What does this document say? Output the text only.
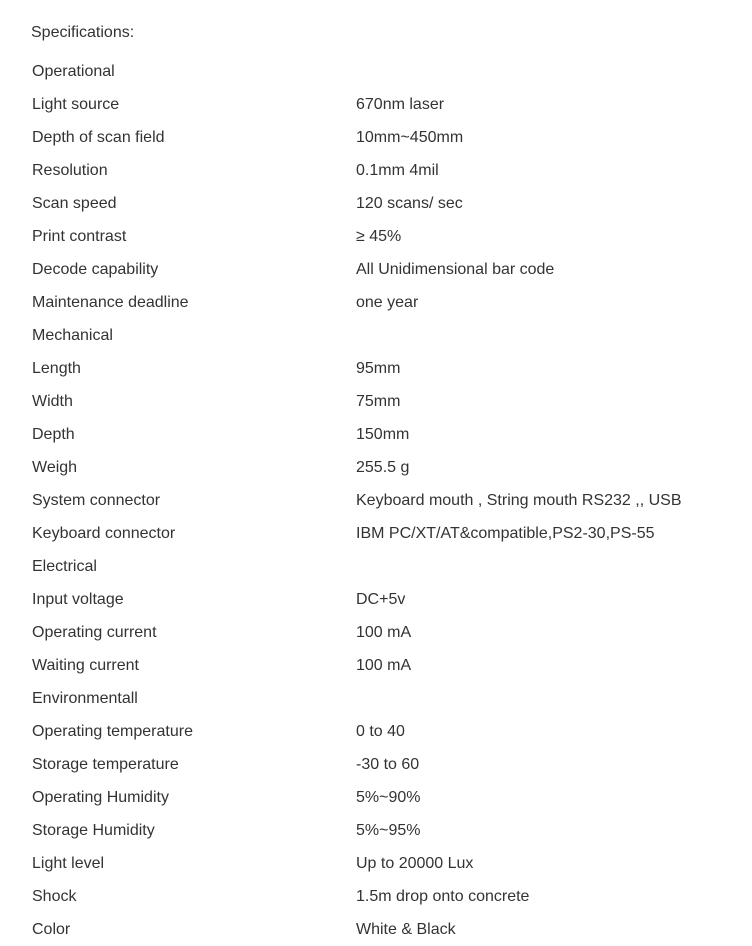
Specifications:
Operational
Light source	670nm laser
Depth of scan field	10mm~450mm
Resolution	0.1mm 4mil
Scan speed	120 scans/ sec
Print contrast	≥ 45%
Decode capability	All Unidimensional bar code
Maintenance deadline	one year
Mechanical
Length	95mm
Width	75mm
Depth	150mm
Weigh	255.5 g
System connector	Keyboard mouth , String mouth RS232 ,, USB
Keyboard connector	IBM PC/XT/AT&compatible,PS2-30,PS-55
Electrical
Input voltage	DC+5v
Operating current	100 mA
Waiting current	100 mA
Environmentall
Operating temperature	0 to 40
Storage temperature	-30 to 60
Operating Humidity	5%~90%
Storage Humidity	5%~95%
Light level	Up to 20000 Lux
Shock	1.5m drop onto concrete
Color	White & Black
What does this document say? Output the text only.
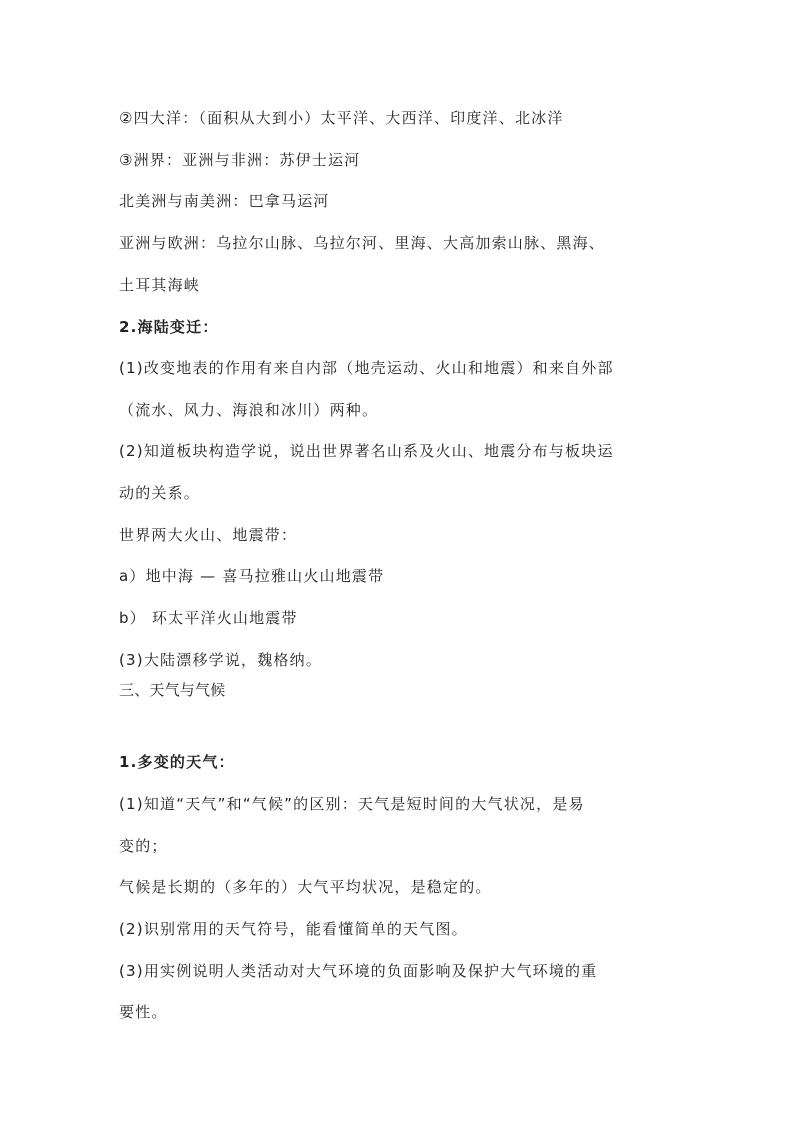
②四大洋：（面积从大到小）太平洋、大西洋、印度洋、北冰洋
③洲界：亚洲与非洲：苏伊士运河
北美洲与南美洲：巴拿马运河
亚洲与欧洲：乌拉尔山脉、乌拉尔河、里海、大高加索山脉、黑海、
土耳其海峡
2.海陆变迁：
(1)改变地表的作用有来自内部（地壳运动、火山和地震）和来自外部
（流水、风力、海浪和冰川）两种。
(2)知道板块构造学说，说出世界著名山系及火山、地震分布与板块运
动的关系。
世界两大火山、地震带：
a）地中海 — 喜马拉雅山火山地震带
b） 环太平洋火山地震带
(3)大陆漂移学说，魏格纳。
三、天气与气候
1.多变的天气：
(1)知道“天气”和“气候”的区别：天气是短时间的大气状况，是易
变的；
气候是长期的（多年的）大气平均状况，是稳定的。
(2)识别常用的天气符号，能看懂简单的天气图。
(3)用实例说明人类活动对大气环境的负面影响及保护大气环境的重
要性。
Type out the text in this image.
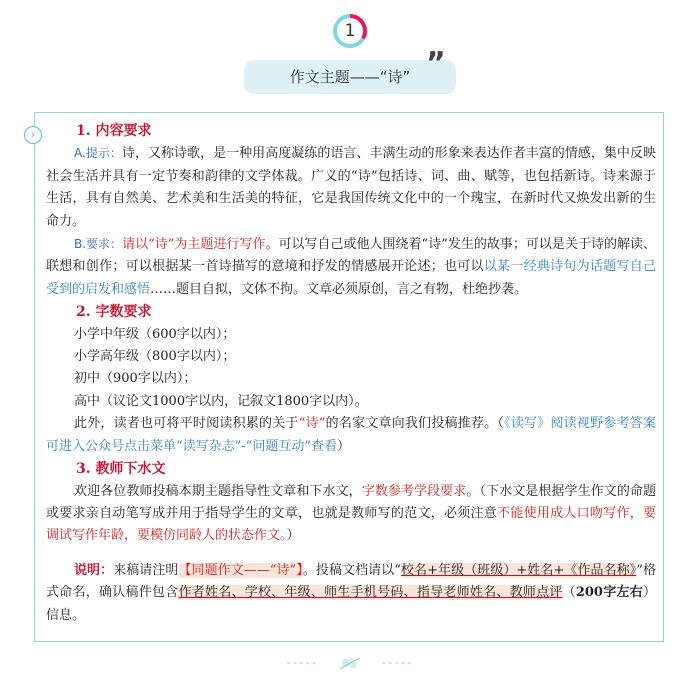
1
作文主题——“诗” ”
›	1. 内容要求

A.提示：诗，又称诗歌，是一种用高度凝练的语言、丰满生动的形象来表达作者丰富的情感，集中反映社会生活并具有一定节奏和韵律的文学体裁。广义的“诗”包括诗、词、曲、赋等，也包括新诗。诗来源于生活，具有自然美、艺术美和生活美的特征，它是我国传统文化中的一个瑰宝，在新时代又焕发出新的生命力。

B.要求：请以“诗”为主题进行写作。可以写自己或他人围绕着“诗”发生的故事；可以是关于诗的解读、联想和创作；可以根据某一首诗描写的意境和抒发的情感展开论述；也可以以某一经典诗句为话题写自己受到的启发和感悟……题目自拟，文体不拘。文章必须原创，言之有物，杜绝抄袭。

2. 字数要求

小学中年级（600字以内）；

小学高年级（800字以内）；

初中（900字以内）；

高中（议论文1000字以内，记叙文1800字以内）。

此外，读者也可将平时阅读积累的关于“诗”的名家文章向我们投稿推荐。（《读写》阅读视野参考答案可进入公众号点击菜单“读写杂志”-“问题互动”查看）

3. 教师下水文

欢迎各位教师投稿本期主题指导性文章和下水文，字数参考学段要求。（下水文是根据学生作文的命题或要求亲自动笔写成并用于指导学生的文章，也就是教师写的范文，必须注意不能使用成人口吻写作，要调试写作年龄，要模仿同龄人的状态作文。）

说明：来稿请注明【同题作文——“诗”】。投稿文档请以“校名+年级（班级）+姓名+《作品名称》”格式命名，确认稿件包含作者姓名、学校、年级、师生手机号码、指导老师姓名、教师点评（200字左右）信息。

-----	-----
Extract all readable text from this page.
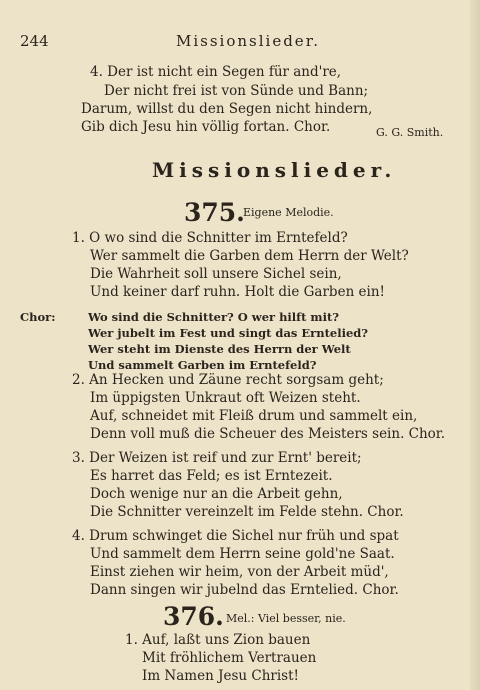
244	Missionslieder.
4. Der ist nicht ein Segen für and're,
Der nicht frei ist von Sünde und Bann;
Darum, willst du den Segen nicht hindern,
Gib dich Jesu hin völlig fortan. Chor.	G. G. Smith.
Missionslieder.
375.
Eigene Melodie.
1. O wo sind die Schnitter im Erntefeld?
Wer sammelt die Garben dem Herrn der Welt?
Die Wahrheit soll unsere Sichel sein,
Und keiner darf ruhn. Holt die Garben ein!
Chor:	Wo sind die Schnitter? O wer hilft mit?
Wer jubelt im Fest und singt das Erntelied?
Wer steht im Dienste des Herrn der Welt
Und sammelt Garben im Erntefeld?
2. An Hecken und Zäune recht sorgsam geht;
Im üppigsten Unkraut oft Weizen steht.
Auf, schneidet mit Fleiß drum und sammelt ein,
Denn voll muß die Scheuer des Meisters sein. Chor.
3. Der Weizen ist reif und zur Ernt' bereit;
Es harret das Feld; es ist Erntezeit.
Doch wenige nur an die Arbeit gehn,
Die Schnitter vereinzelt im Felde stehn. Chor.
4. Drum schwinget die Sichel nur früh und spat
Und sammelt dem Herrn seine gold'ne Saat.
Einst ziehen wir heim, von der Arbeit müd',
Dann singen wir jubelnd das Erntelied. Chor.
376. Mel.: Viel besser, nie.
1. Auf, laßt uns Zion bauen
Mit fröhlichem Vertrauen
Im Namen Jesu Christ!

What the task requires: Copy every line of the material in which the word "Herrn" occurs.

Complete response:
Wer sammelt die Garben dem Herrn der Welt?
Wer steht im Dienste des Herrn der Welt
Und sammelt dem Herrn seine gold'ne Saat.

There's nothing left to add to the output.